Begin Extracted material

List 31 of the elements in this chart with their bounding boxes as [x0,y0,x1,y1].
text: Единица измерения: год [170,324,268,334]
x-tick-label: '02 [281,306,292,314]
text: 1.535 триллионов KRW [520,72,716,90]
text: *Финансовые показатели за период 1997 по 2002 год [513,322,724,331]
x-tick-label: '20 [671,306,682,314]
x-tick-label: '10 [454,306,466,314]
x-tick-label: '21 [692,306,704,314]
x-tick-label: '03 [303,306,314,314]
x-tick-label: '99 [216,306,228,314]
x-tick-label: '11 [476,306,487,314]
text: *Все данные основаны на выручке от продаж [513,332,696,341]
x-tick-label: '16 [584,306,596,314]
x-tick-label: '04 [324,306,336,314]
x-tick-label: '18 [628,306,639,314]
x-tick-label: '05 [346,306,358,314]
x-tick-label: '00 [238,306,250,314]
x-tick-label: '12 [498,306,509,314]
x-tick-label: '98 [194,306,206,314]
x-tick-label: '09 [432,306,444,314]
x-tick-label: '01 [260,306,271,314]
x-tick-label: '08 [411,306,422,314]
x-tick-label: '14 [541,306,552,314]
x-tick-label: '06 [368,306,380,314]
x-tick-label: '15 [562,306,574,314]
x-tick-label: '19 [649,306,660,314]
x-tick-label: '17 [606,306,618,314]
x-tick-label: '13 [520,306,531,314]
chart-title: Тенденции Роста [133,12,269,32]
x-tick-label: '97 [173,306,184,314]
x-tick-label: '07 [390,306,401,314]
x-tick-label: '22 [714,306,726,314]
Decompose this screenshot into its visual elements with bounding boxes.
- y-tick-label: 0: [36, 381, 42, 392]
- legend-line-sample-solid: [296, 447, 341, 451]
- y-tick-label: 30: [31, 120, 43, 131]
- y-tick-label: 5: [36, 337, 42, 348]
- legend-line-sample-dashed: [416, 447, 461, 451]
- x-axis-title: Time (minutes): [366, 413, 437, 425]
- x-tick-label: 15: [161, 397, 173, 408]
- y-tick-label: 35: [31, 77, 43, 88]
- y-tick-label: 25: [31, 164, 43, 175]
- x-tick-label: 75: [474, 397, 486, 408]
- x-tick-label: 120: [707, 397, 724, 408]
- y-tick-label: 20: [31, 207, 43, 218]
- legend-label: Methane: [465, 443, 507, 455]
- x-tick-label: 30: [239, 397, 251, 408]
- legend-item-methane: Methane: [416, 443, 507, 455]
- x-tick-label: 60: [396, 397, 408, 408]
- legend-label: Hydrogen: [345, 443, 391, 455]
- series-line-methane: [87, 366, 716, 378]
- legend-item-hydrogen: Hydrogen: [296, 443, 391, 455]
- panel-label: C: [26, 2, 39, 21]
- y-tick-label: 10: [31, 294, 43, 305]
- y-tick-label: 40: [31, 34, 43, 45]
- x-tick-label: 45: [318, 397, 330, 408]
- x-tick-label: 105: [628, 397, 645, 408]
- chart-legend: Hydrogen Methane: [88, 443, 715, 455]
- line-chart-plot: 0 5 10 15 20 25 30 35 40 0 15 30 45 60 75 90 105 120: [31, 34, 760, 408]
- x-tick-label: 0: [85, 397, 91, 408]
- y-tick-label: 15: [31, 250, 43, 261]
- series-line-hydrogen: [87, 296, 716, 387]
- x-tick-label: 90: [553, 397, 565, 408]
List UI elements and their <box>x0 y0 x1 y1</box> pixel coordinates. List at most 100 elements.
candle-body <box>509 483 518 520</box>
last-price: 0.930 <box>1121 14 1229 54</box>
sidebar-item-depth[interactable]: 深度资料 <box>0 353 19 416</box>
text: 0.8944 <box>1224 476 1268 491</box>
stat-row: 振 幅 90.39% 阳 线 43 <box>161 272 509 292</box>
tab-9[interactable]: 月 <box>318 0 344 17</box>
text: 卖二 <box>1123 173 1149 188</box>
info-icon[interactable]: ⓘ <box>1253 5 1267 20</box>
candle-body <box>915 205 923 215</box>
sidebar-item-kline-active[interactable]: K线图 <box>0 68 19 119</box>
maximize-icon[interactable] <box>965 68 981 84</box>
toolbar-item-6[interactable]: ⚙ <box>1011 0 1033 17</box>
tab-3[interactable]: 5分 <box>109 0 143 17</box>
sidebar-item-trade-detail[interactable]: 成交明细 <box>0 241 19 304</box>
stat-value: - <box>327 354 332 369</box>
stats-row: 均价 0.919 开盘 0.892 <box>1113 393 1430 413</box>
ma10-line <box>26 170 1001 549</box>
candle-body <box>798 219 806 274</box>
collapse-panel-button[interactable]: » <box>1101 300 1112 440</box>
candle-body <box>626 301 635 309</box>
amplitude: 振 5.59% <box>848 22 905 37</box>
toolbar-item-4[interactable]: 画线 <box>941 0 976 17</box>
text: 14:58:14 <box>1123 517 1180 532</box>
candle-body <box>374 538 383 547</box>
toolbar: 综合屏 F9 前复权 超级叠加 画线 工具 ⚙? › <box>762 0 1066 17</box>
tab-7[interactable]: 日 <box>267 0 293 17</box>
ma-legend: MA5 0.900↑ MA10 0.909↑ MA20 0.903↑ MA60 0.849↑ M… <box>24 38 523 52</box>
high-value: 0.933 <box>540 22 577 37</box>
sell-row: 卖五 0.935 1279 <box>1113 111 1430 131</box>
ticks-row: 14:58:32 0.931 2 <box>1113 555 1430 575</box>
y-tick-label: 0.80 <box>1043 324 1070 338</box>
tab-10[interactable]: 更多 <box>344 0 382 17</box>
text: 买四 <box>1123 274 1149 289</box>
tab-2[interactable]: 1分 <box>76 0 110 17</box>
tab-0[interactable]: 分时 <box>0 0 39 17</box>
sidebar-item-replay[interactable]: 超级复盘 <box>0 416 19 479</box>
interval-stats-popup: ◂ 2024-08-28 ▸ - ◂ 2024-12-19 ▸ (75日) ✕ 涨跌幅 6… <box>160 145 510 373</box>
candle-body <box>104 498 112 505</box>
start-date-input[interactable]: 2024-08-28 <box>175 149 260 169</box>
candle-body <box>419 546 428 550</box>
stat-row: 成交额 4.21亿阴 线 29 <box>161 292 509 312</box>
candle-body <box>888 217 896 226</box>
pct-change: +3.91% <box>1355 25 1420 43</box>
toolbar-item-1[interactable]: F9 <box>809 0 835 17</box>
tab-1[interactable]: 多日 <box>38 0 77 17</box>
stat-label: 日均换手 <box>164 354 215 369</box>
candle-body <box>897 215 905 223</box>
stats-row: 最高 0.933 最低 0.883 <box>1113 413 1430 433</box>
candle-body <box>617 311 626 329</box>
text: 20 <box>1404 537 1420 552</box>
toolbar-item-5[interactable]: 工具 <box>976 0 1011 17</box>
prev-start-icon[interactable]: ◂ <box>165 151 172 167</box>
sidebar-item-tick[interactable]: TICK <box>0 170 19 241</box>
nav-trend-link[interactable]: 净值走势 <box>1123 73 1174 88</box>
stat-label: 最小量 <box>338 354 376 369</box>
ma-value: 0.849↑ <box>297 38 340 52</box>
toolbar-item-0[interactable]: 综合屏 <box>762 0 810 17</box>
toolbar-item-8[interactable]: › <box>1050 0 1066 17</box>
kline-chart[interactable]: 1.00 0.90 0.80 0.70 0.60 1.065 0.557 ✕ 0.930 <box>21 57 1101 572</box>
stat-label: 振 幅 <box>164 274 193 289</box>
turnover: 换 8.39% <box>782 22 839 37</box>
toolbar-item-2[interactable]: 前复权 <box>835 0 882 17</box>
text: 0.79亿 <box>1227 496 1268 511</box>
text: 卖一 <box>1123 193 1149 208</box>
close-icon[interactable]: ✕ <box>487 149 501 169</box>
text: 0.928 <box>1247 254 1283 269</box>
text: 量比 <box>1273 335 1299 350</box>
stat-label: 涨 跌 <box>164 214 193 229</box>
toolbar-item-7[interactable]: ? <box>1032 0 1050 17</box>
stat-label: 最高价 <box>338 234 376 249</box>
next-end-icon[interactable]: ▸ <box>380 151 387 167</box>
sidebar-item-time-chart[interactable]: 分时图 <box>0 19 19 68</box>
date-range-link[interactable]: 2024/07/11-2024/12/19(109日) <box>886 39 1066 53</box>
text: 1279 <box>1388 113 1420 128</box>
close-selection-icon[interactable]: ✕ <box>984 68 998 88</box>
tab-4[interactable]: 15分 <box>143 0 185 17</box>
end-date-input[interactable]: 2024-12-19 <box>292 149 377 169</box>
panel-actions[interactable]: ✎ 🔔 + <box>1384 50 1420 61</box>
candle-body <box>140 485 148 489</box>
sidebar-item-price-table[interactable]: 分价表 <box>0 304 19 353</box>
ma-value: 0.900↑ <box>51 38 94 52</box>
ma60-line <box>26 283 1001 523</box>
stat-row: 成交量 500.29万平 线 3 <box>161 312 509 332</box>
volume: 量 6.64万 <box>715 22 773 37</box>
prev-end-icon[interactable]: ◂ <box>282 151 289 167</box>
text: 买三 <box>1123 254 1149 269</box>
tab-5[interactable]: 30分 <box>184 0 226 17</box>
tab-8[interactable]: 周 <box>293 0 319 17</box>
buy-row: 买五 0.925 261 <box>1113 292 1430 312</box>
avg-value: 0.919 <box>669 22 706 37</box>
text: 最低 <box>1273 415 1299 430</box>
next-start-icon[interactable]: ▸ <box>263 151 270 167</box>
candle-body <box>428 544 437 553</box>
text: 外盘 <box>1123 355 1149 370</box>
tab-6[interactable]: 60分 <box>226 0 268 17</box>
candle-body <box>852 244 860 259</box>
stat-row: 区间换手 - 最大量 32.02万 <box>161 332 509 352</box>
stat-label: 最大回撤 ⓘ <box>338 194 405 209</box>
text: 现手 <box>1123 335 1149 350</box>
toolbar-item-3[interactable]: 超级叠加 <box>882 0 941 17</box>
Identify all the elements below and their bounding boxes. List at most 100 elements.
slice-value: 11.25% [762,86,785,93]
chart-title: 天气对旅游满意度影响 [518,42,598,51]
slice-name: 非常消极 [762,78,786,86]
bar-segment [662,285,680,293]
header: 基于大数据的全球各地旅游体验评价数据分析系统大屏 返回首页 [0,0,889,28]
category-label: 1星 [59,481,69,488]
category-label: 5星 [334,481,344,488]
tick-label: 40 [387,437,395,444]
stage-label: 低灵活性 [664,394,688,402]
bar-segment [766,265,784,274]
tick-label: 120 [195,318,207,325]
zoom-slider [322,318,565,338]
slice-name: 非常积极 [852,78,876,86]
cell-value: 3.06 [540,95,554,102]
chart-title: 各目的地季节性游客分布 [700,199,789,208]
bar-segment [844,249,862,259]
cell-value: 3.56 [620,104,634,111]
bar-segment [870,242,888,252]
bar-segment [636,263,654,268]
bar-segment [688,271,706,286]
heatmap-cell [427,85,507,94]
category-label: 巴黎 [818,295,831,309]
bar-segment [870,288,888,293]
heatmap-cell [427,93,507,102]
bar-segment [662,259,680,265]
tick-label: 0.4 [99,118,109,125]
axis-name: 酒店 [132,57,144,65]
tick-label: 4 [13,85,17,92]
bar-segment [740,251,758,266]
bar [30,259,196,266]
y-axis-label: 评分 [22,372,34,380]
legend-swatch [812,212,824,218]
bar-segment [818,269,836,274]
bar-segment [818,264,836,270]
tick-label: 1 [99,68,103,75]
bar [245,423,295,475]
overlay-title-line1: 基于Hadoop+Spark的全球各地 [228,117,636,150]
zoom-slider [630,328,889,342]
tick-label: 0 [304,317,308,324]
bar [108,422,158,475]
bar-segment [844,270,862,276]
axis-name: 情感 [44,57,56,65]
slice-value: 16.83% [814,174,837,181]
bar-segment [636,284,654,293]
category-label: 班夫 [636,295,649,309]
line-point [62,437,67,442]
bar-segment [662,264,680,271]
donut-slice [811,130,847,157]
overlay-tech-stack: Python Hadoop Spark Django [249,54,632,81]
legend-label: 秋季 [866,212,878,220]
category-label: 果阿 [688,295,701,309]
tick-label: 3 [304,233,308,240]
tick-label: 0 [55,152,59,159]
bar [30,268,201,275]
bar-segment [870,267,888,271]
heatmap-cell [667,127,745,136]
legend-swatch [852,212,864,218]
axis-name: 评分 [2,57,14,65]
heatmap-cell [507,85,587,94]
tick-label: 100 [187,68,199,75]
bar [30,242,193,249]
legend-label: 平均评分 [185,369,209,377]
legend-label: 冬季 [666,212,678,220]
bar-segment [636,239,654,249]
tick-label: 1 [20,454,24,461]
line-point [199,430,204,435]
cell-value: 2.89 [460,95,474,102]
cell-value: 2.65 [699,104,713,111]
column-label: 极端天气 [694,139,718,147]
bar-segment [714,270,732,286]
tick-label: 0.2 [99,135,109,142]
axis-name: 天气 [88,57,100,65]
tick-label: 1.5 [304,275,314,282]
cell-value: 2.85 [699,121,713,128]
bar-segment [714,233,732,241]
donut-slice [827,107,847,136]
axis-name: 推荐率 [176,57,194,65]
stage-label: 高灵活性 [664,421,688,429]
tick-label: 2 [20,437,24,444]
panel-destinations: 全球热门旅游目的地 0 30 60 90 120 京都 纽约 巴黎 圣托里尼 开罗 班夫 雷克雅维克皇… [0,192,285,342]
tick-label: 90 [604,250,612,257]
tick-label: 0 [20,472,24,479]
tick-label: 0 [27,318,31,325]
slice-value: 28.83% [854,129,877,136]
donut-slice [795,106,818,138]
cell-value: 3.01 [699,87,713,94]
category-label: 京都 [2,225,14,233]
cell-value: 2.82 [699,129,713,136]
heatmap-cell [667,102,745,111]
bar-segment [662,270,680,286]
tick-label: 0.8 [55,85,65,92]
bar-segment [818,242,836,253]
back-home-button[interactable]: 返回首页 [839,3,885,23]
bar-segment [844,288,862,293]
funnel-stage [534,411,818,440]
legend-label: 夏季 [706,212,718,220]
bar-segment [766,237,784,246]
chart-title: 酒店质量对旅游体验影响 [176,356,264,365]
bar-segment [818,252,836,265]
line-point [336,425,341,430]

End Extracted material

Print the lines from the beginning of the dataset records through the line containing "x-tick-label: '20 [671,306,682,314]", keeping every character unchanged.

List 31 of the elements in this chart with their bounding boxes as [x0,y0,x1,y1].
text: Единица измерения: год [170,324,268,334]
x-tick-label: '02 [281,306,292,314]
text: 1.535 триллионов KRW [520,72,716,90]
text: *Финансовые показатели за период 1997 по 2002 год [513,322,724,331]
x-tick-label: '20 [671,306,682,314]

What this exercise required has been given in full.